▼
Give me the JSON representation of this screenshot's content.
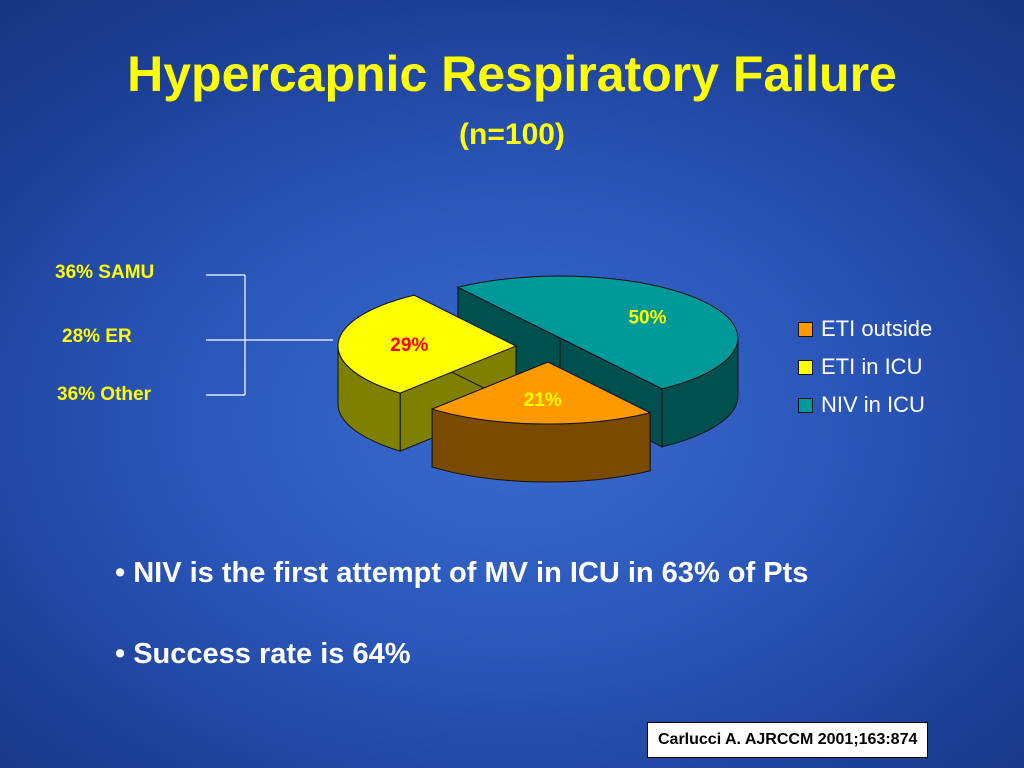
{
  "slide": {
    "title": "Hypercapnic Respiratory Failure",
    "subtitle": "(n=100)",
    "bullets": [
      "• NIV is the first attempt of MV in ICU in 63% of Pts",
      "• Success rate is 64%"
    ],
    "citation": "Carlucci A. AJRCCM 2001;163:874"
  },
  "side_breakdown": {
    "items": [
      "36% SAMU",
      "28% ER",
      "36% Other"
    ]
  },
  "colors": {
    "title": "#ffff00",
    "eti_outside": "#ff9900",
    "eti_in_icu": "#ffff00",
    "niv_in_icu": "#009999"
  },
  "chart_data": {
    "type": "pie",
    "style": "3d-exploded",
    "categories": [
      "ETI outside",
      "ETI in ICU",
      "NIV in ICU"
    ],
    "values": [
      21,
      29,
      50
    ],
    "data_labels": [
      "21%",
      "29%",
      "50%"
    ],
    "legend": "right"
  }
}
▲
▶ **EXERCISE REQUIREMENTS**
Transcribe all entries above exactly. Drop the pictures.

▶ **FINAL RESULT**
Give me the JSON representation of this screenshot's content.
{
  "slide": {
    "title": "Hypercapnic Respiratory Failure",
    "subtitle": "(n=100)",
    "bullets": [
      "• NIV is the first attempt of MV in ICU in 63% of Pts",
      "• Success rate is 64%"
    ],
    "citation": "Carlucci A. AJRCCM 2001;163:874"
  },
  "side_breakdown": {
    "items": [
      "36% SAMU",
      "28% ER",
      "36% Other"
    ]
  },
  "colors": {
    "title": "#ffff00",
    "eti_outside": "#ff9900",
    "eti_in_icu": "#ffff00",
    "niv_in_icu": "#009999"
  },
  "chart_data": {
    "type": "pie",
    "style": "3d-exploded",
    "categories": [
      "ETI outside",
      "ETI in ICU",
      "NIV in ICU"
    ],
    "values": [
      21,
      29,
      50
    ],
    "data_labels": [
      "21%",
      "29%",
      "50%"
    ],
    "legend": "right"
  }
}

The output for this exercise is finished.